(Source data)
— begin —

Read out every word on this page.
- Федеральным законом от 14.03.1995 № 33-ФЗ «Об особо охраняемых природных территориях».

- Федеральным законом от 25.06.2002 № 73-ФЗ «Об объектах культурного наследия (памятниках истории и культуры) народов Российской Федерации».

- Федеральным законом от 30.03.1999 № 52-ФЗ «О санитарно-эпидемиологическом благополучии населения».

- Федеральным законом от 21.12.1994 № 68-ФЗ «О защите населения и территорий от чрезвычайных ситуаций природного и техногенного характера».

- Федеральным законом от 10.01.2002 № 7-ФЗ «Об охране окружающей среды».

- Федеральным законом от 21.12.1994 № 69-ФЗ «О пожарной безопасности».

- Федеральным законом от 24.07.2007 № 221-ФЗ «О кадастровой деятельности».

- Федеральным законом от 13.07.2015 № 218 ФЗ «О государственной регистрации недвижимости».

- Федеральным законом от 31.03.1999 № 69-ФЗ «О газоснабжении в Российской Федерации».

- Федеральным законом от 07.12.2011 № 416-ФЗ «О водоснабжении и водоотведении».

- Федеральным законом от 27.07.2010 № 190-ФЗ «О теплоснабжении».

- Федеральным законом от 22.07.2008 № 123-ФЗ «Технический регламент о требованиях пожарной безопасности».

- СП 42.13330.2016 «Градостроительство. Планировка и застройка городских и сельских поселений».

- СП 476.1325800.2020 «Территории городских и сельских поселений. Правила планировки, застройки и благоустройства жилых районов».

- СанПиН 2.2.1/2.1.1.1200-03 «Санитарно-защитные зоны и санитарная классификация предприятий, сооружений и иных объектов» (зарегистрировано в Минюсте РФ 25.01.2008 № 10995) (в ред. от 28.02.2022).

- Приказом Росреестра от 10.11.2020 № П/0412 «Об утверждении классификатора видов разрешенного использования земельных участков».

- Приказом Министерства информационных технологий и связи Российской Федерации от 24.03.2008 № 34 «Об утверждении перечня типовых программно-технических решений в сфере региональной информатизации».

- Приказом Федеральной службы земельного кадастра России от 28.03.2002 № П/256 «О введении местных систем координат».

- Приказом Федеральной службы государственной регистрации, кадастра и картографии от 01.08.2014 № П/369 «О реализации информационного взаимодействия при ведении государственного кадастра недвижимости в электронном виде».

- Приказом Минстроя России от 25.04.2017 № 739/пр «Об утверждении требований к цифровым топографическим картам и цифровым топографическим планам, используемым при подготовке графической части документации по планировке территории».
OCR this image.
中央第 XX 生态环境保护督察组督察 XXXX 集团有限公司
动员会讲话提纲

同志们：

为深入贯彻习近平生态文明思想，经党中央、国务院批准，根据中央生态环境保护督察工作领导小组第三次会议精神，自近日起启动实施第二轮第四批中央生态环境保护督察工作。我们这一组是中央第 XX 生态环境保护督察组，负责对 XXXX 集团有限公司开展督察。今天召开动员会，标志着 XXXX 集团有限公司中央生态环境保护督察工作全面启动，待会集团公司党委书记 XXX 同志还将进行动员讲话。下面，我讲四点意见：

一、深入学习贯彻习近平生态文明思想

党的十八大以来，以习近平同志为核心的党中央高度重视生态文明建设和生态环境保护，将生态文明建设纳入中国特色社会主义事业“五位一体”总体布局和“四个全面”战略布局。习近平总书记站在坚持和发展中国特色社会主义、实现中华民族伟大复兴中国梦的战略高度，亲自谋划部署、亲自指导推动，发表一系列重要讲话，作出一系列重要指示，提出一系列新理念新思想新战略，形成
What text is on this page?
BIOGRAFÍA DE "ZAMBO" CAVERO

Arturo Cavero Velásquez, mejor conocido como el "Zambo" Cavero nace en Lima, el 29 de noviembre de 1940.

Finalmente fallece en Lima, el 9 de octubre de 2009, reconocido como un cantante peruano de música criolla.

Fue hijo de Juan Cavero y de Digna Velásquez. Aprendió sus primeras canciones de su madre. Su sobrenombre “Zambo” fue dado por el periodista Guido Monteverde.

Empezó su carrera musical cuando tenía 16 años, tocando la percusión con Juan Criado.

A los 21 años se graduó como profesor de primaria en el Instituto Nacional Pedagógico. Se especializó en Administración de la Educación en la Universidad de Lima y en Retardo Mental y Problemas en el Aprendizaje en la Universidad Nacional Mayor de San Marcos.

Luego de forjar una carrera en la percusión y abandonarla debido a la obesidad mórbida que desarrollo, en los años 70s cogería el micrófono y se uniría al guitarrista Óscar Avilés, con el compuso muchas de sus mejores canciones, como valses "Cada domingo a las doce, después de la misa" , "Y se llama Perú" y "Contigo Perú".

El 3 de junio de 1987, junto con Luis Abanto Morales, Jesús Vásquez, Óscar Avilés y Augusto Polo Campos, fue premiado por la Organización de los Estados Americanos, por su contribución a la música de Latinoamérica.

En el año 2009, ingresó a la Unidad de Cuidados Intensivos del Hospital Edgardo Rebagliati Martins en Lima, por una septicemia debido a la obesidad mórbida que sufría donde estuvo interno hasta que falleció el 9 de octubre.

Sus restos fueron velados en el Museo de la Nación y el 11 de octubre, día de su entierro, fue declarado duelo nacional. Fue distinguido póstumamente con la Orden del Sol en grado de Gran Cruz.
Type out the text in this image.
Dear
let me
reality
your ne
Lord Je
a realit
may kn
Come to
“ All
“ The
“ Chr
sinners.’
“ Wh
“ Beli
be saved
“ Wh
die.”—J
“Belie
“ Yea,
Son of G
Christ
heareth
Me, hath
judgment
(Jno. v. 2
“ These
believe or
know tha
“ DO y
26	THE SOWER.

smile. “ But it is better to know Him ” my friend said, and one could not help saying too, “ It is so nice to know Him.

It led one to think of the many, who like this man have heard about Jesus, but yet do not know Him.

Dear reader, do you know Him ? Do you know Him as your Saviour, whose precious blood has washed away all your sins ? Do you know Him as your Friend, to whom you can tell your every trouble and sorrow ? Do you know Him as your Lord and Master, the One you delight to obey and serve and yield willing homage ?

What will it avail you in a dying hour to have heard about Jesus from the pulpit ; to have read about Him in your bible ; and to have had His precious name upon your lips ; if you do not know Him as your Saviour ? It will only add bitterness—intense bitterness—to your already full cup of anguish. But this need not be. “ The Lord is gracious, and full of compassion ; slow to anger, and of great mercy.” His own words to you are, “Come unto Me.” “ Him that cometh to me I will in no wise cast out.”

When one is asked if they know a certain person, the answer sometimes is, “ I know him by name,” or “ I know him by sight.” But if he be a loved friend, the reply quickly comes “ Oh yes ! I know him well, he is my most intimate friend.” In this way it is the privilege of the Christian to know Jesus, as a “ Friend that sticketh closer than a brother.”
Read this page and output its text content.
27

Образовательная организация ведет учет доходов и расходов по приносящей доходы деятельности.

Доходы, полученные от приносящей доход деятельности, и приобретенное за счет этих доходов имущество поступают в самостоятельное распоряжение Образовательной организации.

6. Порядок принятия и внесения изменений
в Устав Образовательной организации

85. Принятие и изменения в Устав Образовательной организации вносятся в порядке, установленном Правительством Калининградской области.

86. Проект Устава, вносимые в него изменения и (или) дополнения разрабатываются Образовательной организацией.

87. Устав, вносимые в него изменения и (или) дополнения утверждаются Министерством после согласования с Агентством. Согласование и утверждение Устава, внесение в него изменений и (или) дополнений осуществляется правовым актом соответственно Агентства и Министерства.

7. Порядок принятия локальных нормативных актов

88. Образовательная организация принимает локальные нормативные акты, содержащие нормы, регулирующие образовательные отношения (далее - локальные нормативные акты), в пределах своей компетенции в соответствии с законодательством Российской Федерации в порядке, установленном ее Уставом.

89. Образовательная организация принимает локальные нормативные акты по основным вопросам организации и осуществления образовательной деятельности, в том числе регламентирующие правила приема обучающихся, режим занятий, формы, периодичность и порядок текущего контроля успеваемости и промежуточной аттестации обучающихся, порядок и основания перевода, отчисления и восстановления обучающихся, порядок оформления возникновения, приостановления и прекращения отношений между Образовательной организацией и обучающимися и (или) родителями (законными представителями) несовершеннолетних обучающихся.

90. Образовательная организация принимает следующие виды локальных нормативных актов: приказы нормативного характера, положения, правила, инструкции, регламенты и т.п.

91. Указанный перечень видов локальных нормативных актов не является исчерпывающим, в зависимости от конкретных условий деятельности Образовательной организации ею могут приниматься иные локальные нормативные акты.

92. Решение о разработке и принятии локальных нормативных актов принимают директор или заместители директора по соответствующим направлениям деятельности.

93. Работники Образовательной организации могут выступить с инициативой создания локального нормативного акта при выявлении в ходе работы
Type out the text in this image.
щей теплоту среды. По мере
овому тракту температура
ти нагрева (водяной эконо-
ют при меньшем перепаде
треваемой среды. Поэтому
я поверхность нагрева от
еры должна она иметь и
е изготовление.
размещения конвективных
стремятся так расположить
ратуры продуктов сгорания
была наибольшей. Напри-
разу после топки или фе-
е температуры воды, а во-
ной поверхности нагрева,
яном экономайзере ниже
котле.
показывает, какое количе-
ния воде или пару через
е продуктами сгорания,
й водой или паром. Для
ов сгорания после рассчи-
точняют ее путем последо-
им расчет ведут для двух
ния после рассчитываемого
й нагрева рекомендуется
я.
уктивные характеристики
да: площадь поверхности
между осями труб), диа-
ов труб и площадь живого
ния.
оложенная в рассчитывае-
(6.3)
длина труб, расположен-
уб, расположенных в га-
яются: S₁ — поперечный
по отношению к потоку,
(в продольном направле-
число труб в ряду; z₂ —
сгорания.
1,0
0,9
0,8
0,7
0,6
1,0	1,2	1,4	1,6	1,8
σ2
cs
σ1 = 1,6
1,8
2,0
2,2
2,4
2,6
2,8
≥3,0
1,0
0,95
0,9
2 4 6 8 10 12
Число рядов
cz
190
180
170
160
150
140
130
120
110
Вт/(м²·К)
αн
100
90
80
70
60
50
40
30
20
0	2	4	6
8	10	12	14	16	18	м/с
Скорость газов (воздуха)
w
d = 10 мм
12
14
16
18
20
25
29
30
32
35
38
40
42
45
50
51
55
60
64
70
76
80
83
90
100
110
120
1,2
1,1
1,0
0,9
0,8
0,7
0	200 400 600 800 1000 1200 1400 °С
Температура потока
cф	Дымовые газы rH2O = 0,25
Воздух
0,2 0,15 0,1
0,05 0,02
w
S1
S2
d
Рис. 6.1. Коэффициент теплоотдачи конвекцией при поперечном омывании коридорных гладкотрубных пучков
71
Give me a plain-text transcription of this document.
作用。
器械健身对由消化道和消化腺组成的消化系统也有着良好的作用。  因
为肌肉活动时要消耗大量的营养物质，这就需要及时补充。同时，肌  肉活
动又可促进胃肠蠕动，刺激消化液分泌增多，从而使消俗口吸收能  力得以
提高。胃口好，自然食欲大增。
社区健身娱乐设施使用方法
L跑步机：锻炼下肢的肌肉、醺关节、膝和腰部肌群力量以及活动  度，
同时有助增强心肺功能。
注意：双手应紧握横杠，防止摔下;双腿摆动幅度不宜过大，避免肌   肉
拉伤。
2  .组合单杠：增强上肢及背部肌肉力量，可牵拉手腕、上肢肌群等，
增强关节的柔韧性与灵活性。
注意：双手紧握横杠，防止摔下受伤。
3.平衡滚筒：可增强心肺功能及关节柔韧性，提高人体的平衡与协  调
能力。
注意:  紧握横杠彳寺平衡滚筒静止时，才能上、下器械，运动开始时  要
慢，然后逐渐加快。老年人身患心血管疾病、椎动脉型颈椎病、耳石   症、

— end —

In the records above, find each line holding "have" and copy it.

It led one to think of the many, who like this man have heard about Jesus, but yet do not know Him.
What will it avail you in a dying hour to have heard about Jesus from the pulpit ; to have read about Him in your bible ; and to have had His precious name upon your lips ; if you do not know Him as your Saviour ? It will only add bitterness—intense bitterness—to your already full cup of anguish. But this need not be. “ The Lord is gracious, and full of compassion ; slow to anger, and of great mercy.” His own words to you are, “Come unto Me.” “ Him that cometh to me I will in no wise cast out.”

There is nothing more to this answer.